## REQUIRED WORK
Say how many lines contain "Copy"; the answer is the number alone.

Source data:
*-*-*

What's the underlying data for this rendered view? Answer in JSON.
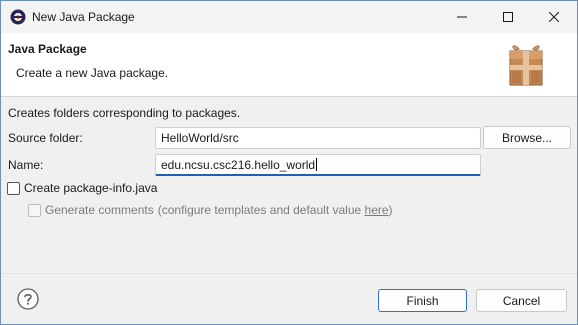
{
  "window": {
    "title": "New Java Package"
  },
  "banner": {
    "title": "Java Package",
    "description": "Create a new Java package."
  },
  "body": {
    "info": "Creates folders corresponding to packages.",
    "source_folder": {
      "label": "Source folder:",
      "value": "HelloWorld/src",
      "browse_label": "Browse..."
    },
    "name": {
      "label": "Name:",
      "value": "edu.ncsu.csc216.hello_world"
    },
    "create_package_info": {
      "label": "Create package-info.java",
      "checked": false
    },
    "generate_comments": {
      "label": "Generate comments",
      "hint_prefix": "(configure templates and default value ",
      "link": "here",
      "hint_suffix": ")",
      "checked": false,
      "enabled": false
    }
  },
  "footer": {
    "finish_label": "Finish",
    "cancel_label": "Cancel"
  },
  "icons": {
    "app": "java-package-icon",
    "banner": "package-box-icon",
    "help": "help-icon",
    "minimize": "minimize-icon",
    "maximize": "maximize-icon",
    "close": "close-icon"
  },
  "colors": {
    "focus_accent": "#1f5fb4",
    "default_button_border": "#2f6fcf"
  }
}
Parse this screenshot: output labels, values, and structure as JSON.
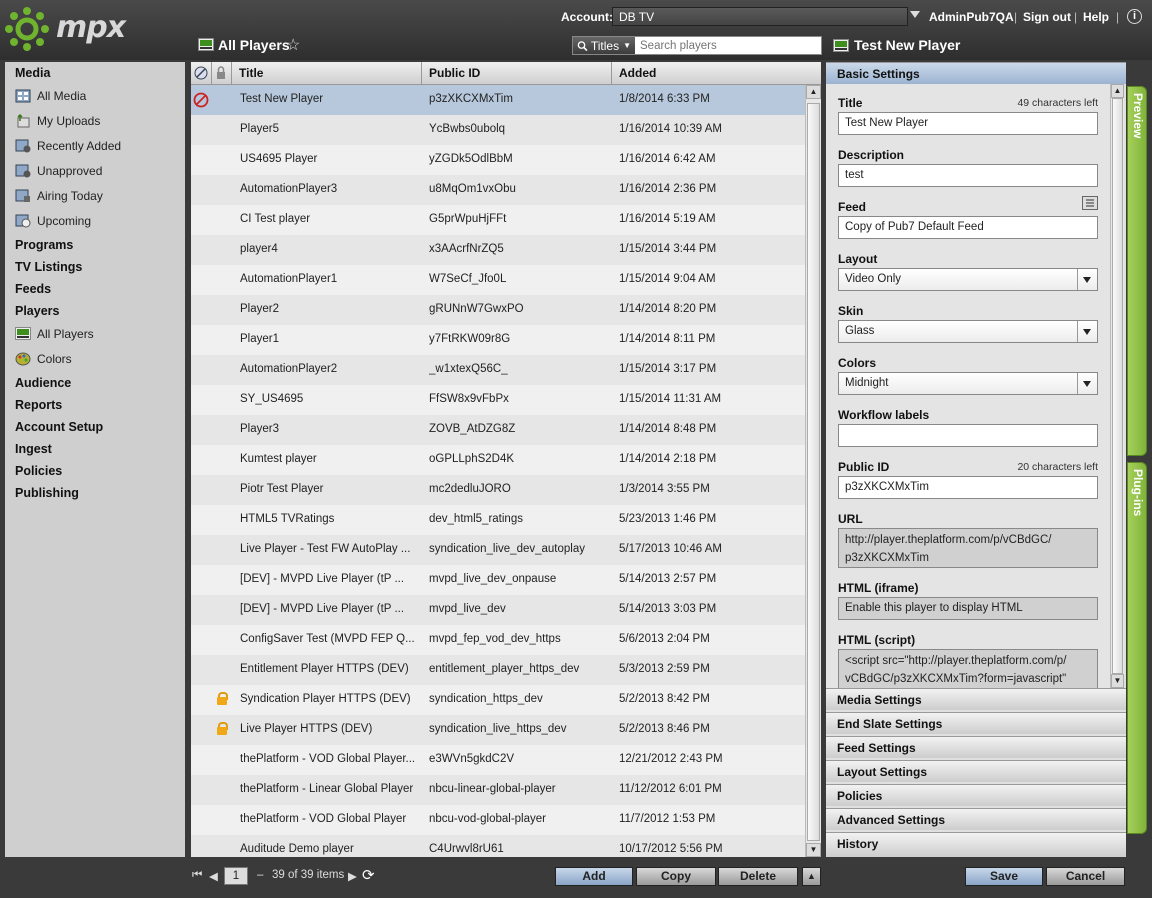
{
  "app": {
    "logo_text": "mpx"
  },
  "header": {
    "account_label": "Account:",
    "account_value": "DB TV",
    "user": "AdminPub7QA",
    "sign_out": "Sign out",
    "help": "Help",
    "info_icon": "info-icon"
  },
  "nav": {
    "media": "Media",
    "all_media": "All Media",
    "my_uploads": "My Uploads",
    "recently_added": "Recently Added",
    "unapproved": "Unapproved",
    "airing_today": "Airing Today",
    "upcoming": "Upcoming",
    "programs": "Programs",
    "tv_listings": "TV Listings",
    "feeds": "Feeds",
    "players": "Players",
    "all_players": "All Players",
    "colors": "Colors",
    "audience": "Audience",
    "reports": "Reports",
    "account_setup": "Account Setup",
    "ingest": "Ingest",
    "policies": "Policies",
    "publishing": "Publishing"
  },
  "list": {
    "title": "All Players",
    "search_scope": "Titles",
    "search_placeholder": "Search players",
    "columns": {
      "title": "Title",
      "public_id": "Public ID",
      "added": "Added"
    },
    "rows": [
      {
        "title": "Test New Player",
        "id": "p3zXKCXMxTim",
        "added": "1/8/2014 6:33 PM",
        "status": "disabled",
        "locked": false
      },
      {
        "title": "Player5",
        "id": "YcBwbs0ubolq",
        "added": "1/16/2014 10:39 AM",
        "status": "",
        "locked": false
      },
      {
        "title": "US4695 Player",
        "id": "yZGDk5OdlBbM",
        "added": "1/16/2014 6:42 AM",
        "status": "",
        "locked": false
      },
      {
        "title": "AutomationPlayer3",
        "id": "u8MqOm1vxObu",
        "added": "1/16/2014 2:36 PM",
        "status": "",
        "locked": false
      },
      {
        "title": "CI Test player",
        "id": "G5prWpuHjFFt",
        "added": "1/16/2014 5:19 AM",
        "status": "",
        "locked": false
      },
      {
        "title": "player4",
        "id": "x3AAcrfNrZQ5",
        "added": "1/15/2014 3:44 PM",
        "status": "",
        "locked": false
      },
      {
        "title": "AutomationPlayer1",
        "id": "W7SeCf_Jfo0L",
        "added": "1/15/2014 9:04 AM",
        "status": "",
        "locked": false
      },
      {
        "title": "Player2",
        "id": "gRUNnW7GwxPO",
        "added": "1/14/2014 8:20 PM",
        "status": "",
        "locked": false
      },
      {
        "title": "Player1",
        "id": "y7FtRKW09r8G",
        "added": "1/14/2014 8:11 PM",
        "status": "",
        "locked": false
      },
      {
        "title": "AutomationPlayer2",
        "id": "_w1xtexQ56C_",
        "added": "1/15/2014 3:17 PM",
        "status": "",
        "locked": false
      },
      {
        "title": "SY_US4695",
        "id": "FfSW8x9vFbPx",
        "added": "1/15/2014 11:31 AM",
        "status": "",
        "locked": false
      },
      {
        "title": "Player3",
        "id": "ZOVB_AtDZG8Z",
        "added": "1/14/2014 8:48 PM",
        "status": "",
        "locked": false
      },
      {
        "title": "Kumtest player",
        "id": "oGPLLphS2D4K",
        "added": "1/14/2014 2:18 PM",
        "status": "",
        "locked": false
      },
      {
        "title": "Piotr Test Player",
        "id": "mc2dedluJORO",
        "added": "1/3/2014 3:55 PM",
        "status": "",
        "locked": false
      },
      {
        "title": "HTML5 TVRatings",
        "id": "dev_html5_ratings",
        "added": "5/23/2013 1:46 PM",
        "status": "",
        "locked": false
      },
      {
        "title": "Live Player - Test FW AutoPlay ...",
        "id": "syndication_live_dev_autoplay",
        "added": "5/17/2013 10:46 AM",
        "status": "",
        "locked": false
      },
      {
        "title": "[DEV] - MVPD Live Player (tP ...",
        "id": "mvpd_live_dev_onpause",
        "added": "5/14/2013 2:57 PM",
        "status": "",
        "locked": false
      },
      {
        "title": "[DEV] - MVPD Live Player (tP ...",
        "id": "mvpd_live_dev",
        "added": "5/14/2013 3:03 PM",
        "status": "",
        "locked": false
      },
      {
        "title": "ConfigSaver Test (MVPD FEP Q...",
        "id": "mvpd_fep_vod_dev_https",
        "added": "5/6/2013 2:04 PM",
        "status": "",
        "locked": false
      },
      {
        "title": "Entitlement Player HTTPS (DEV)",
        "id": "entitlement_player_https_dev",
        "added": "5/3/2013 2:59 PM",
        "status": "",
        "locked": false
      },
      {
        "title": "Syndication Player HTTPS (DEV)",
        "id": "syndication_https_dev",
        "added": "5/2/2013 8:42 PM",
        "status": "",
        "locked": true
      },
      {
        "title": "Live Player HTTPS (DEV)",
        "id": "syndication_live_https_dev",
        "added": "5/2/2013 8:46 PM",
        "status": "",
        "locked": true
      },
      {
        "title": "thePlatform - VOD Global Player...",
        "id": "e3WVn5gkdC2V",
        "added": "12/21/2012 2:43 PM",
        "status": "",
        "locked": false
      },
      {
        "title": "thePlatform - Linear Global Player",
        "id": "nbcu-linear-global-player",
        "added": "11/12/2012 6:01 PM",
        "status": "",
        "locked": false
      },
      {
        "title": "thePlatform - VOD Global Player",
        "id": "nbcu-vod-global-player",
        "added": "11/7/2012 1:53 PM",
        "status": "",
        "locked": false
      },
      {
        "title": "Auditude Demo player",
        "id": "C4Urwvl8rU61",
        "added": "10/17/2012 5:56 PM",
        "status": "",
        "locked": false
      }
    ]
  },
  "pager": {
    "page": "1",
    "dash": "–",
    "summary": "39 of 39 items"
  },
  "actions": {
    "add": "Add",
    "copy": "Copy",
    "delete": "Delete"
  },
  "editor": {
    "title": "Test New Player",
    "sections": {
      "basic": "Basic Settings",
      "media": "Media Settings",
      "end_slate": "End Slate Settings",
      "feed": "Feed Settings",
      "layout": "Layout Settings",
      "policies": "Policies",
      "advanced": "Advanced Settings",
      "history": "History"
    },
    "fields": {
      "title_label": "Title",
      "title_count": "49 characters left",
      "title_value": "Test New Player",
      "description_label": "Description",
      "description_value": "test",
      "feed_label": "Feed",
      "feed_value": "Copy of Pub7 Default Feed",
      "layout_label": "Layout",
      "layout_value": "Video Only",
      "skin_label": "Skin",
      "skin_value": "Glass",
      "colors_label": "Colors",
      "colors_value": "Midnight",
      "workflow_label": "Workflow labels",
      "workflow_value": "",
      "public_id_label": "Public ID",
      "public_id_count": "20 characters left",
      "public_id_value": "p3zXKCXMxTim",
      "url_label": "URL",
      "url_line1": "http://player.theplatform.com/p/vCBdGC/",
      "url_line2": "p3zXKCXMxTim",
      "html_iframe_label": "HTML (iframe)",
      "html_iframe_value": "Enable this player to display HTML",
      "html_script_label": "HTML (script)",
      "html_script_line1": "<script src=\"http://player.theplatform.com/p/",
      "html_script_line2": "vCBdGC/p3zXKCXMxTim?form=javascript\""
    },
    "side_tabs": {
      "preview": "Preview",
      "plugins": "Plug-ins"
    },
    "save": "Save",
    "cancel": "Cancel"
  }
}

*-*-*

## REPLY
2